* Rows:
** Begin **

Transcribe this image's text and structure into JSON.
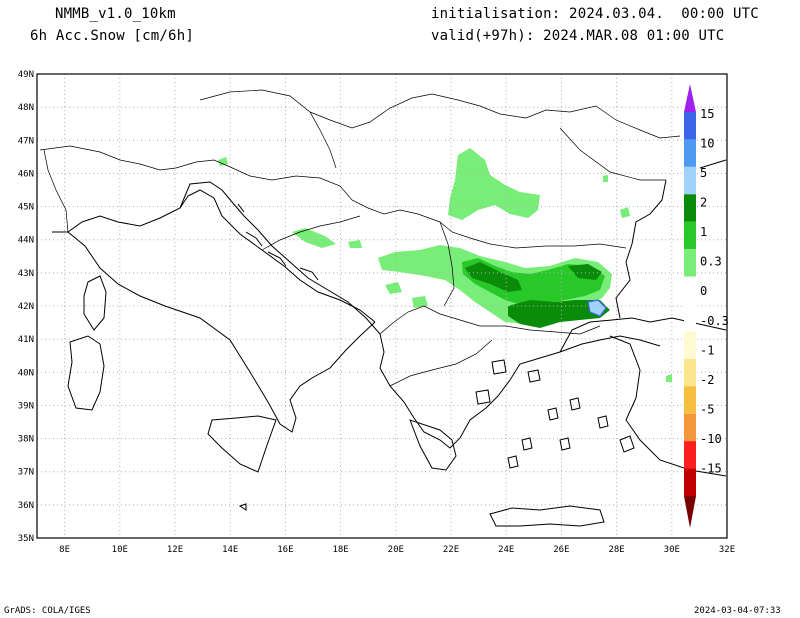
{
  "header": {
    "model": "NMMB_v1.0_10km",
    "field": "6h Acc.Snow [cm/6h]",
    "init": "initialisation: 2024.03.04.  00:00 UTC",
    "valid": "valid(+97h): 2024.MAR.08 01:00 UTC"
  },
  "map": {
    "lon_range": [
      7,
      32
    ],
    "lat_range": [
      35,
      49
    ],
    "lon_labels": [
      "8E",
      "10E",
      "12E",
      "14E",
      "16E",
      "18E",
      "20E",
      "22E",
      "24E",
      "26E",
      "28E",
      "30E",
      "32E"
    ],
    "lat_labels": [
      "35N",
      "36N",
      "37N",
      "38N",
      "39N",
      "40N",
      "41N",
      "42N",
      "43N",
      "44N",
      "45N",
      "46N",
      "47N",
      "48N",
      "49N"
    ],
    "gridlines": true
  },
  "colorbar": {
    "labels": [
      "15",
      "10",
      "5",
      "2",
      "1",
      "0.3",
      "0",
      "-0.3",
      "-1",
      "-2",
      "-5",
      "-10",
      "-15"
    ],
    "colors": {
      "purple": "#a020f0",
      "blue": "#3c64e6",
      "mid_blue": "#4d9bf0",
      "light_blue": "#a0d2fa",
      "green_dark": "#0a8c0a",
      "green_mid": "#28c828",
      "green_light": "#78ee78",
      "white": "#ffffff",
      "cream": "#fffad2",
      "yellow": "#fae68c",
      "orange_light": "#f5c040",
      "orange": "#f5963c",
      "red": "#fa1e1e",
      "dark_red": "#c00000",
      "maroon": "#780000"
    }
  },
  "footer": {
    "left": "GrADS: COLA/IGES",
    "right": "2024-03-04-07:33"
  }
}
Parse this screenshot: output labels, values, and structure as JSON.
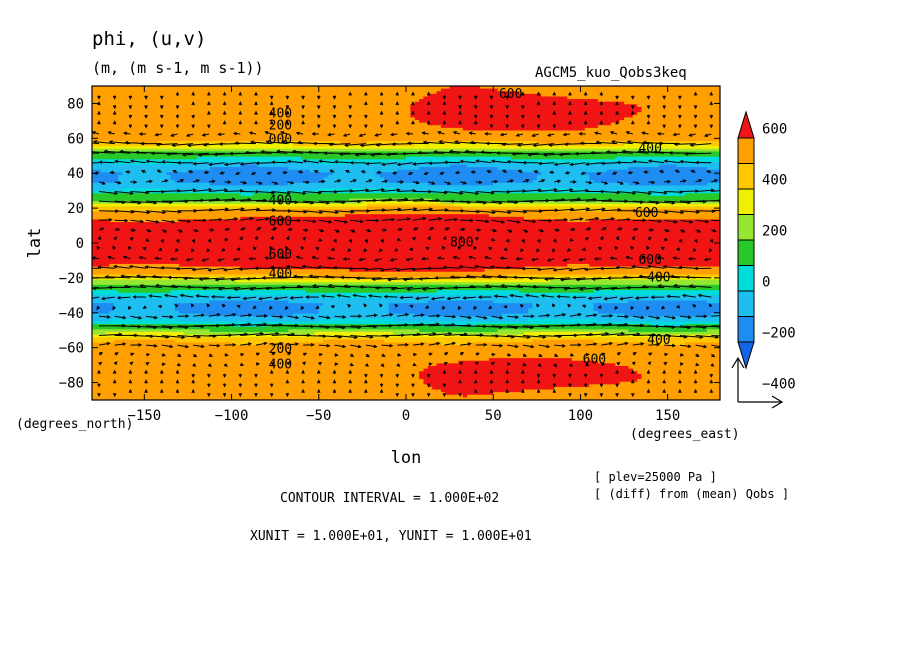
{
  "header": {
    "title": "phi, (u,v)",
    "units": "(m, (m s-1, m s-1))",
    "run": "AGCM5_kuo_Qobs3keq"
  },
  "footer": {
    "contour_interval": "CONTOUR INTERVAL = 1.000E+02",
    "vector_units": "XUNIT = 1.000E+01, YUNIT = 1.000E+01",
    "plev": "[ plev=25000 Pa ]",
    "diff": "[ (diff) from (mean) Qobs ]"
  },
  "chart_data": {
    "type": "heatmap",
    "title": "phi, (u,v)",
    "xlabel": "lon",
    "ylabel": "lat",
    "x_unit_label": "(degrees_east)",
    "y_unit_label": "(degrees_north)",
    "xlim": [
      -180,
      180
    ],
    "ylim": [
      -90,
      90
    ],
    "x_ticks": [
      -150,
      -100,
      -50,
      0,
      50,
      100,
      150
    ],
    "y_ticks": [
      -80,
      -60,
      -40,
      -20,
      0,
      20,
      40,
      60,
      80
    ],
    "legend": {
      "placement": "right",
      "labels": [
        "600",
        "400",
        "200",
        "0",
        "-200",
        "-400"
      ],
      "levels": [
        -500,
        -400,
        -300,
        -200,
        -100,
        0,
        100,
        200,
        300,
        400,
        500,
        600
      ],
      "colors": [
        "#1464e6",
        "#1e8cf0",
        "#1ebef0",
        "#00dcdc",
        "#28c828",
        "#28c828",
        "#96e632",
        "#f0f000",
        "#ffc800",
        "#ffa000",
        "#ffa000",
        "#f01414"
      ]
    },
    "zonal_profile": {
      "lat": [
        -90,
        -80,
        -70,
        -60,
        -55,
        -50,
        -45,
        -40,
        -35,
        -30,
        -25,
        -20,
        -15,
        -10,
        -5,
        0,
        5,
        10,
        15,
        20,
        25,
        30,
        35,
        40,
        45,
        50,
        55,
        60,
        65,
        70,
        80,
        90
      ],
      "phi": [
        450,
        450,
        450,
        380,
        250,
        0,
        -300,
        -420,
        -420,
        -300,
        -100,
        200,
        450,
        590,
        640,
        650,
        640,
        590,
        450,
        250,
        -50,
        -300,
        -420,
        -430,
        -350,
        -150,
        150,
        380,
        450,
        450,
        450,
        450
      ]
    },
    "anomalies": [
      {
        "lon": 0,
        "lat": 0,
        "dlon": 55,
        "dlat": 17,
        "amp": 350
      },
      {
        "lon": 65,
        "lat": 75,
        "dlon": 48,
        "dlat": 9,
        "amp": 280
      },
      {
        "lon": 70,
        "lat": -75,
        "dlon": 45,
        "dlat": 8,
        "amp": 280
      }
    ],
    "contour_labels": [
      {
        "lon": 60,
        "lat": 83,
        "text": "600"
      },
      {
        "lon": -72,
        "lat": 72,
        "text": "400"
      },
      {
        "lon": -72,
        "lat": 65,
        "text": "200"
      },
      {
        "lon": -72,
        "lat": 57,
        "text": "000"
      },
      {
        "lon": -72,
        "lat": 22,
        "text": "400"
      },
      {
        "lon": -72,
        "lat": 10,
        "text": "600"
      },
      {
        "lon": 32,
        "lat": -2,
        "text": "800"
      },
      {
        "lon": -72,
        "lat": -9,
        "text": "600"
      },
      {
        "lon": -72,
        "lat": -20,
        "text": "400"
      },
      {
        "lon": -72,
        "lat": -63,
        "text": "200"
      },
      {
        "lon": -72,
        "lat": -72,
        "text": "400"
      },
      {
        "lon": 108,
        "lat": -69,
        "text": "600"
      },
      {
        "lon": 140,
        "lat": 52,
        "text": "400"
      },
      {
        "lon": 138,
        "lat": 15,
        "text": "600"
      },
      {
        "lon": 140,
        "lat": -12,
        "text": "600"
      },
      {
        "lon": 145,
        "lat": -22,
        "text": "400"
      },
      {
        "lon": 145,
        "lat": -58,
        "text": "400"
      }
    ],
    "vector_reference": {
      "x": 10,
      "y": 10
    }
  }
}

** End **

* Task goal: Find the lines holding "structure" and list every one.

* Response to the task:
Transcribe this image's text and structure into JSON.
Parse this screenshot: output labels, values, and structure as JSON.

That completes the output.